▸ Task objective:
Pull each line holding "Output" out of the entries below.

┄┄┄┄┄┄┄┄┄┄┄┄┄┄┄┄┄┄┄┄

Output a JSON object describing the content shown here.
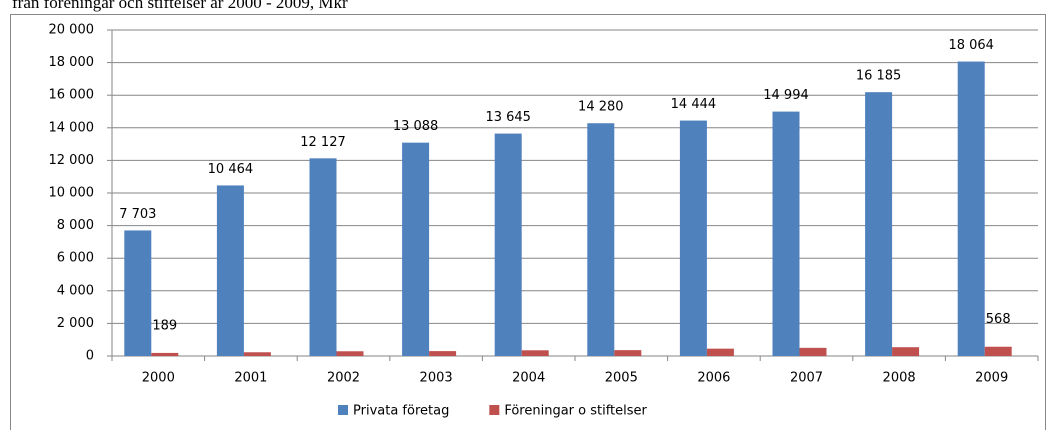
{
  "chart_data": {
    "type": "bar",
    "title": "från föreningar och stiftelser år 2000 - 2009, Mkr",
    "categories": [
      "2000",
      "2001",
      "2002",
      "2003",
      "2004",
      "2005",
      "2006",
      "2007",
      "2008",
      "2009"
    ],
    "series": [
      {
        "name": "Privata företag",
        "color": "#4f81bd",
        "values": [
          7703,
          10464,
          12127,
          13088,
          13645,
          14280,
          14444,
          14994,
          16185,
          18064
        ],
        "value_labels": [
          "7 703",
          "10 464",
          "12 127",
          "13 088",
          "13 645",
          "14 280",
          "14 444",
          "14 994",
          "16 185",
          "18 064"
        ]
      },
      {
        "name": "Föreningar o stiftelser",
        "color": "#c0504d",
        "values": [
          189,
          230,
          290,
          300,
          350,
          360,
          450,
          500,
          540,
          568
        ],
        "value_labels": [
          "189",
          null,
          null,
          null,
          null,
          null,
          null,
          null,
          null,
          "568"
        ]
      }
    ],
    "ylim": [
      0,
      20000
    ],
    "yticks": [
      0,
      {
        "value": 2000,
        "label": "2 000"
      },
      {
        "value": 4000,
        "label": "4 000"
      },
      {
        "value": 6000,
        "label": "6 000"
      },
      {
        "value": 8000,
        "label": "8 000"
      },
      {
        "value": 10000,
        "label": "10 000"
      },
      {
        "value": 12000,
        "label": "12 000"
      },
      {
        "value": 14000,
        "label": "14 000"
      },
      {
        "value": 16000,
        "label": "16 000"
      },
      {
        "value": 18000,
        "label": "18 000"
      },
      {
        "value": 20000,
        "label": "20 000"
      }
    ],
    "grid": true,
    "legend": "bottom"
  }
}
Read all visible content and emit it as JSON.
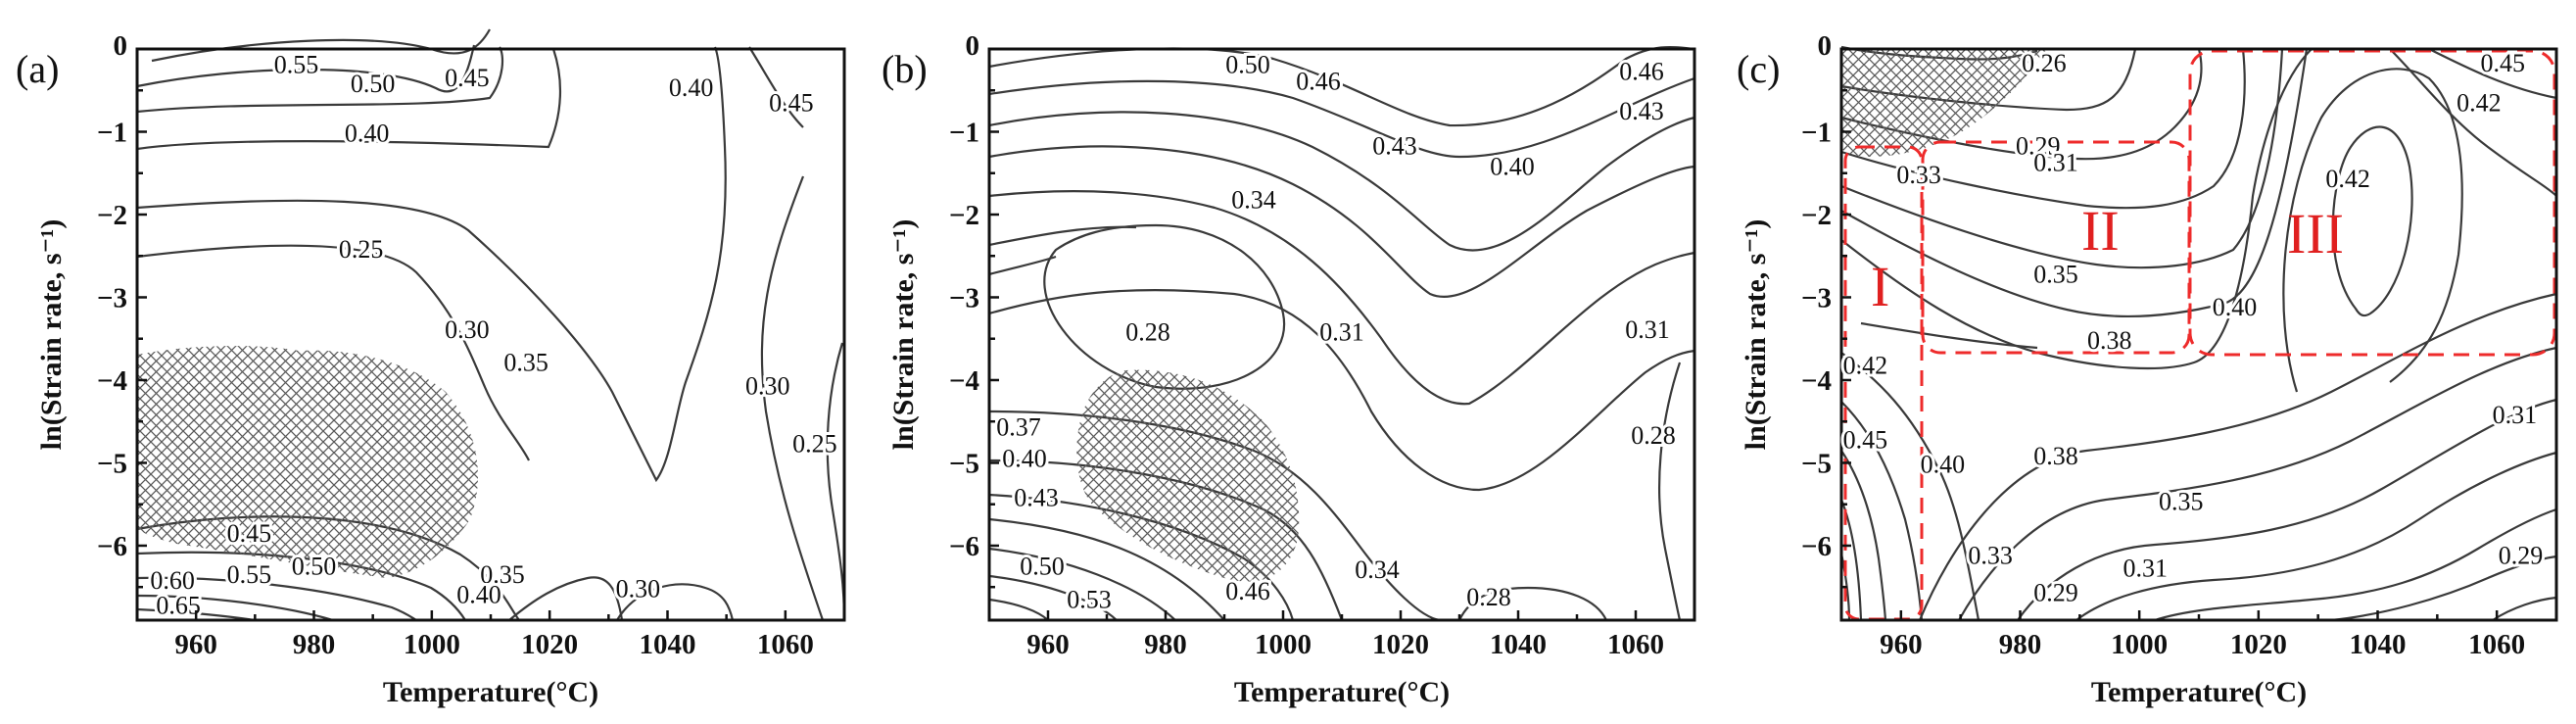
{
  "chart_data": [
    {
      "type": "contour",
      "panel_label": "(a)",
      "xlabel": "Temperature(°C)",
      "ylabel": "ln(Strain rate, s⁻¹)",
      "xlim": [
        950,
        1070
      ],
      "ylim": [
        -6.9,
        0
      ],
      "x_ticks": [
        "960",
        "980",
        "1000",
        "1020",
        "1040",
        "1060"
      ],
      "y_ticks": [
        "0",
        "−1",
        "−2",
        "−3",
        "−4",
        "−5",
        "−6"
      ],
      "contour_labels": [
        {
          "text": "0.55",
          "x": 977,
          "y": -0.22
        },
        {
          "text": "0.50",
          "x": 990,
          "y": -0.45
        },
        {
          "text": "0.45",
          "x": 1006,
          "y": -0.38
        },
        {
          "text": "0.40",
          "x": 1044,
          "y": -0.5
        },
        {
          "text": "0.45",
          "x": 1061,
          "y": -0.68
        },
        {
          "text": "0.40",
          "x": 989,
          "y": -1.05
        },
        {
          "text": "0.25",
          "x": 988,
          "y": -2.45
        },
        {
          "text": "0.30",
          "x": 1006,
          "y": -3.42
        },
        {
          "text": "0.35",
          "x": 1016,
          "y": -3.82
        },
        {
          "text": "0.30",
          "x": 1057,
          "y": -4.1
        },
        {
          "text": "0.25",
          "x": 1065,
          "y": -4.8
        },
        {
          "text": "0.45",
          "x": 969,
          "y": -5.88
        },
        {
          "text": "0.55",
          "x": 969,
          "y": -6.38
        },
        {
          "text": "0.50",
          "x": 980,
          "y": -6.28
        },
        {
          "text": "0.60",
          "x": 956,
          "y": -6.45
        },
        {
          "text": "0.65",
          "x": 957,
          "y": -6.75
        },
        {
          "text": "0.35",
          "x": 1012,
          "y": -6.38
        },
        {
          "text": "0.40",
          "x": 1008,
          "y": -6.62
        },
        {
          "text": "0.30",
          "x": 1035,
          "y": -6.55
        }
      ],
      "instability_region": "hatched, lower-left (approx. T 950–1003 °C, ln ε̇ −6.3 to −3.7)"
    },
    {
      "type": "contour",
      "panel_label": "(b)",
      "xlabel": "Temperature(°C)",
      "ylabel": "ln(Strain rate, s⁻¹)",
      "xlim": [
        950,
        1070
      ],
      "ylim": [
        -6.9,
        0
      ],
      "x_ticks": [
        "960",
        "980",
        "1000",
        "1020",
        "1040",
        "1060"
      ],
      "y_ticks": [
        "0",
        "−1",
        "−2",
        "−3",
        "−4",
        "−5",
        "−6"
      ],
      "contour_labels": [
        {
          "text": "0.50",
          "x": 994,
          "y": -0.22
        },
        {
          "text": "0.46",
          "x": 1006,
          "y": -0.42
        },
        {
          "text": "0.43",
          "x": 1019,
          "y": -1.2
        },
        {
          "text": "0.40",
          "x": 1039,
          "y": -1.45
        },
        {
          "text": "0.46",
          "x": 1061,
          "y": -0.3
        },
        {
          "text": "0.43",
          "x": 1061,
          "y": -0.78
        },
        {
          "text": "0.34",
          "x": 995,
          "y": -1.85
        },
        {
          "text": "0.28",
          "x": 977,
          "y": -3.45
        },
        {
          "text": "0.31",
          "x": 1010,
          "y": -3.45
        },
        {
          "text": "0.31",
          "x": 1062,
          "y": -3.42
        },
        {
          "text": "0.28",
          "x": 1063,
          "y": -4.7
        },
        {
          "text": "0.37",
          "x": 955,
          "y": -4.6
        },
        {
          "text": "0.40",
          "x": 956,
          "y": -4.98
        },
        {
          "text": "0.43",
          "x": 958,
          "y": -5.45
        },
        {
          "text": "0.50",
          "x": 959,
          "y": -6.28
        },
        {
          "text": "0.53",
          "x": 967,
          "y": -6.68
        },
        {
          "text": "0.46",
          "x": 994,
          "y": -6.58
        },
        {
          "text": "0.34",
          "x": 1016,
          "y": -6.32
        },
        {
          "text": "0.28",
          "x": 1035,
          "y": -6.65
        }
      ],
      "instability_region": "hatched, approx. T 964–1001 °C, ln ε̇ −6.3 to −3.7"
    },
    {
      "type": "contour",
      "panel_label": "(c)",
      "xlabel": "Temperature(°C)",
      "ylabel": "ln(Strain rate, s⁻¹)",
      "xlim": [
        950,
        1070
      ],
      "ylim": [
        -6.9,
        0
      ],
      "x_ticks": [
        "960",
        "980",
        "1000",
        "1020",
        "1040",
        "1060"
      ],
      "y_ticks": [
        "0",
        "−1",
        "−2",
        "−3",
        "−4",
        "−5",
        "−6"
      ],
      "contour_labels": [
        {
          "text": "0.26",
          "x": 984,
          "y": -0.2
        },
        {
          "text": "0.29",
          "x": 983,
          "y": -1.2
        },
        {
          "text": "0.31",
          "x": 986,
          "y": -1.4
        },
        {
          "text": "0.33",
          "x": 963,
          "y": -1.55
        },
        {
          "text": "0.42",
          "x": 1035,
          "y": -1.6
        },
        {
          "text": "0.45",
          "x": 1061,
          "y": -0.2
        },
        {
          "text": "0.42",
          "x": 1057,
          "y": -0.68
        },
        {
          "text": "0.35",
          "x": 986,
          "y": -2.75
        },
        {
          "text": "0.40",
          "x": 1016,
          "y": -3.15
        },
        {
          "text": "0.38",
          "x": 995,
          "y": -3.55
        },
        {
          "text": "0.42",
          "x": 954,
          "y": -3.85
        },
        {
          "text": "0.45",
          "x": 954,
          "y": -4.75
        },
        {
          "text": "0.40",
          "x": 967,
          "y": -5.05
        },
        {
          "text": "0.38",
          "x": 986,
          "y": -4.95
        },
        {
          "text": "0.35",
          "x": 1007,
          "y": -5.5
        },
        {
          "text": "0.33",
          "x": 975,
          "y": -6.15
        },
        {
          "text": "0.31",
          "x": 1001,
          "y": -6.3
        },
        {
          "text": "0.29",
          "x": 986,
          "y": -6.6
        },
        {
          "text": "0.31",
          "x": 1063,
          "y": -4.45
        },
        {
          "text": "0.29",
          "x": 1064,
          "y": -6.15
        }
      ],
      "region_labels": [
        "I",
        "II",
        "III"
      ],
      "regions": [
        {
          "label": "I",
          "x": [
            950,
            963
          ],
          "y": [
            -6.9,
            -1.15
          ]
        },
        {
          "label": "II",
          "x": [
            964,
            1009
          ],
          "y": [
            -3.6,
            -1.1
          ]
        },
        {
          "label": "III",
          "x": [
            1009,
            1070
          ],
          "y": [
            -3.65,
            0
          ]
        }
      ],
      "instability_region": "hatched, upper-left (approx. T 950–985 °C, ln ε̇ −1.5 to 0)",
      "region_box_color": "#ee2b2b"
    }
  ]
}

┄┄┄┄┄┄┄┄┄┄┄┄┄┄┄┄┄┄┄┄

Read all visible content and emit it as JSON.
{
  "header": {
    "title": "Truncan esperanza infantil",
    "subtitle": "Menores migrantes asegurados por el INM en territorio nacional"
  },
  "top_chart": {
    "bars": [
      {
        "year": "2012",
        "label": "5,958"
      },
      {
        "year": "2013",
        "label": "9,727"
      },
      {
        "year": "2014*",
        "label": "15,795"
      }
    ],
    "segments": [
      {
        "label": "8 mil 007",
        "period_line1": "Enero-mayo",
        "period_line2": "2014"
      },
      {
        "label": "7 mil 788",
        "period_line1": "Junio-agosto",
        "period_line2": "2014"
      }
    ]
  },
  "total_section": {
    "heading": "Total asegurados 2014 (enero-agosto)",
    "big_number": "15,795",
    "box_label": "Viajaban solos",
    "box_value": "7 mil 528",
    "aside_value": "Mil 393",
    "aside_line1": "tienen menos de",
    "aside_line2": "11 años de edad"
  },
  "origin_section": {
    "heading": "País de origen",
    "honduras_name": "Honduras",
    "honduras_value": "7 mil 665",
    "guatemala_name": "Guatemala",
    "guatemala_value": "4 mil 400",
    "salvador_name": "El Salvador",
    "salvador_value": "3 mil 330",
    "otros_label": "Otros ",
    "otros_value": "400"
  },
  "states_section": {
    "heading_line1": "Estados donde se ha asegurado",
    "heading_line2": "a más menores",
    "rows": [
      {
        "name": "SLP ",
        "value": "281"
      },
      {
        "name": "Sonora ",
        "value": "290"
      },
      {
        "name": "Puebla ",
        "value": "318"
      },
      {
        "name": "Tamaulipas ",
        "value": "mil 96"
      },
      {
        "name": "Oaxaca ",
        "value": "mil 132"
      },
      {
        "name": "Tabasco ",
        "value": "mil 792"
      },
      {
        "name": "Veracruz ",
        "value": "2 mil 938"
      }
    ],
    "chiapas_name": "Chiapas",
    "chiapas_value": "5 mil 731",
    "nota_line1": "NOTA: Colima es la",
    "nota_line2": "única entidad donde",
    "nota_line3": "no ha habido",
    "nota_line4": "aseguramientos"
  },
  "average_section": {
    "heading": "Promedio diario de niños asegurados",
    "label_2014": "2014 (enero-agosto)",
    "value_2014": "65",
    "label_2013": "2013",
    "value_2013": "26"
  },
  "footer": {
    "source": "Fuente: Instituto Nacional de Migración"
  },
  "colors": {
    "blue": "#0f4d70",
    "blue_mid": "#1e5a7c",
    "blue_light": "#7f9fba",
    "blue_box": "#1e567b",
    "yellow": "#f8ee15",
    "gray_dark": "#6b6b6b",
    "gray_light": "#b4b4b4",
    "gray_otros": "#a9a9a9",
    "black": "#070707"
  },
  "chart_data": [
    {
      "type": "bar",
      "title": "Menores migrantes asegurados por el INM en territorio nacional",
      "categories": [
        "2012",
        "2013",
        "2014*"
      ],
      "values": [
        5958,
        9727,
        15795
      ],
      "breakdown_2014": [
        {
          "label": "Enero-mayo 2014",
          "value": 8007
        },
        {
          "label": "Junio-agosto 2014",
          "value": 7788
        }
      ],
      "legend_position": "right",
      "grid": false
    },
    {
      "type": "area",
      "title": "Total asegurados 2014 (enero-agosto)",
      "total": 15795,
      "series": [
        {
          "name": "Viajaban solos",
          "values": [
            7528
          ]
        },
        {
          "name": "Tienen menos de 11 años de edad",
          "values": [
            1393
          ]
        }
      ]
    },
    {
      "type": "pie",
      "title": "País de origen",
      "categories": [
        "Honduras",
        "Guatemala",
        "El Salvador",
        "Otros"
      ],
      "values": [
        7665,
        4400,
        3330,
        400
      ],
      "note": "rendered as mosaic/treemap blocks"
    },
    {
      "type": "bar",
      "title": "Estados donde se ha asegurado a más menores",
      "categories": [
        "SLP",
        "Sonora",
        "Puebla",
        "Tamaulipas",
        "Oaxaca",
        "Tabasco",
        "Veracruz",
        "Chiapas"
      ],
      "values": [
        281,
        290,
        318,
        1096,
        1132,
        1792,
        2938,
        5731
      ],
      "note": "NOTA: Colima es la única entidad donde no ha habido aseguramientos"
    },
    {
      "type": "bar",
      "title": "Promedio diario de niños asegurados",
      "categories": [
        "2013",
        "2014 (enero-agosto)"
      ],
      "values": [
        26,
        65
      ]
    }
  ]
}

┄┄┄┄┄┄┄┄┄┄┄┄┄┄┄┄┄┄┄┄

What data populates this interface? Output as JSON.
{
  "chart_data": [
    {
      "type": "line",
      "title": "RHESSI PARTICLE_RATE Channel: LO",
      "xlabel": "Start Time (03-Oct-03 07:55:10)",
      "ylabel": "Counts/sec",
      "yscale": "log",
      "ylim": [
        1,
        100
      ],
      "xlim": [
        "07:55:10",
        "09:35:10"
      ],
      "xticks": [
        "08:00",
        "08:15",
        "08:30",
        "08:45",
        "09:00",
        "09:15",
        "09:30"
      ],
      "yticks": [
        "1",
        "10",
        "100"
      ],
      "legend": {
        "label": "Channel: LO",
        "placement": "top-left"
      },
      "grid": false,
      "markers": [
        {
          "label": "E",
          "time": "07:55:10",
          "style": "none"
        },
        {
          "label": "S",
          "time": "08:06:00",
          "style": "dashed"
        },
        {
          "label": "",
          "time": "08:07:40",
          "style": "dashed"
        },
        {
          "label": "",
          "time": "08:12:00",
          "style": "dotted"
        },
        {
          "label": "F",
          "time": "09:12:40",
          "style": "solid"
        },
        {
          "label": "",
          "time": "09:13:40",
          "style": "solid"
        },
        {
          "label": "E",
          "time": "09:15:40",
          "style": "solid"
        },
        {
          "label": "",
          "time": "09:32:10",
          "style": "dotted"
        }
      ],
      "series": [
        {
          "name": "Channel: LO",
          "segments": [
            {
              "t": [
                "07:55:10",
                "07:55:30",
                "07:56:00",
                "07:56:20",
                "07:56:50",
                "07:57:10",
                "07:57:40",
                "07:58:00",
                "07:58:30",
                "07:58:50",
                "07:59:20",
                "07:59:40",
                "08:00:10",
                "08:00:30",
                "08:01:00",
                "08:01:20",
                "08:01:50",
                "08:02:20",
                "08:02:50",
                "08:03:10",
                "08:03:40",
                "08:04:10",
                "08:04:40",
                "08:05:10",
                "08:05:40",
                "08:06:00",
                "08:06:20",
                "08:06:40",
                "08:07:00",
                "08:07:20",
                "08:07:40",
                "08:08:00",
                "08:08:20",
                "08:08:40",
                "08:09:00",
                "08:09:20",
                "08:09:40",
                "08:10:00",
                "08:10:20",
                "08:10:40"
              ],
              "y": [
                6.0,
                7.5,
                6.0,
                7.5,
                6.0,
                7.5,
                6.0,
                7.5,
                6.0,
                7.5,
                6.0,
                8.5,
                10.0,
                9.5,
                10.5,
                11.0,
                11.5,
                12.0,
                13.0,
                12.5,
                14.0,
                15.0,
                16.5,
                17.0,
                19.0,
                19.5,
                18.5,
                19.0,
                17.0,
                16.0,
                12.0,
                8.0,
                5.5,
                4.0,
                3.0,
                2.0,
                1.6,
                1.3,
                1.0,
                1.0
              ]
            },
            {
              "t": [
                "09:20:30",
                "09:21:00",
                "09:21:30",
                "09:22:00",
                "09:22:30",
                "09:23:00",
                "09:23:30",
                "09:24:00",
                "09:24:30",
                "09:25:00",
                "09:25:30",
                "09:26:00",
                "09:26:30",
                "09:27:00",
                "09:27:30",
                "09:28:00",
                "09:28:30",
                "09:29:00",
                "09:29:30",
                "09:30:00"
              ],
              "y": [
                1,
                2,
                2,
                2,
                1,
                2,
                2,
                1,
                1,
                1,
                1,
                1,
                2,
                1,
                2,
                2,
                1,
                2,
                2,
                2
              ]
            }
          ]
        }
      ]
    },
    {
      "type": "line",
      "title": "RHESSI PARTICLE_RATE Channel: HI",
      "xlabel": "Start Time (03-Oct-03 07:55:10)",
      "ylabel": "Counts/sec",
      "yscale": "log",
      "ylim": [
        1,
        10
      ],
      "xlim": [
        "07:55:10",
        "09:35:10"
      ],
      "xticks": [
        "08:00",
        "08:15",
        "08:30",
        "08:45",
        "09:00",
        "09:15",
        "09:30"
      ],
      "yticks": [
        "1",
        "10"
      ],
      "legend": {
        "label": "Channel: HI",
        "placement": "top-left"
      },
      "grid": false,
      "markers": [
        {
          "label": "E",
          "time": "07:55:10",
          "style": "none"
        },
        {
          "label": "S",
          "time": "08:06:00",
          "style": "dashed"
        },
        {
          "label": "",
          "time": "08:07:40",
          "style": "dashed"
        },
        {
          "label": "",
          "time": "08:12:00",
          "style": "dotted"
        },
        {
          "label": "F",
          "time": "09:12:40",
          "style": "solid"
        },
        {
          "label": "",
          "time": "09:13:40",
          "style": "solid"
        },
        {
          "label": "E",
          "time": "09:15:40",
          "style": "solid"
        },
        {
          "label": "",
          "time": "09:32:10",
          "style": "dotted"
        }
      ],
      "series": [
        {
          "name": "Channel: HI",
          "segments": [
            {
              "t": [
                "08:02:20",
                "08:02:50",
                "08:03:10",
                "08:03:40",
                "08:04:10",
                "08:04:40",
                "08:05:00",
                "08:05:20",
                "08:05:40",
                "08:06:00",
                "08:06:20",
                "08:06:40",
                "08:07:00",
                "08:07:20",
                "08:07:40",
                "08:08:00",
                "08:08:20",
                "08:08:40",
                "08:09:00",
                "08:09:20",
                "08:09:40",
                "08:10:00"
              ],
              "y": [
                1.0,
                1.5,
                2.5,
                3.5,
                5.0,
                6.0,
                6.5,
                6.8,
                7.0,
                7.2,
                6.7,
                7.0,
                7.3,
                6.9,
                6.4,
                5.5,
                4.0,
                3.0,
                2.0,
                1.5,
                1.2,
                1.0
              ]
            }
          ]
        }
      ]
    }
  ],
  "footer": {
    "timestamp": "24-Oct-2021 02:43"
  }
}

┄┄┄┄┄┄┄┄┄┄┄┄┄┄┄┄┄┄┄┄

▸ Solution to the problem:
Output a JSON object describing the content shown here.
What data populates this interface? Output as JSON.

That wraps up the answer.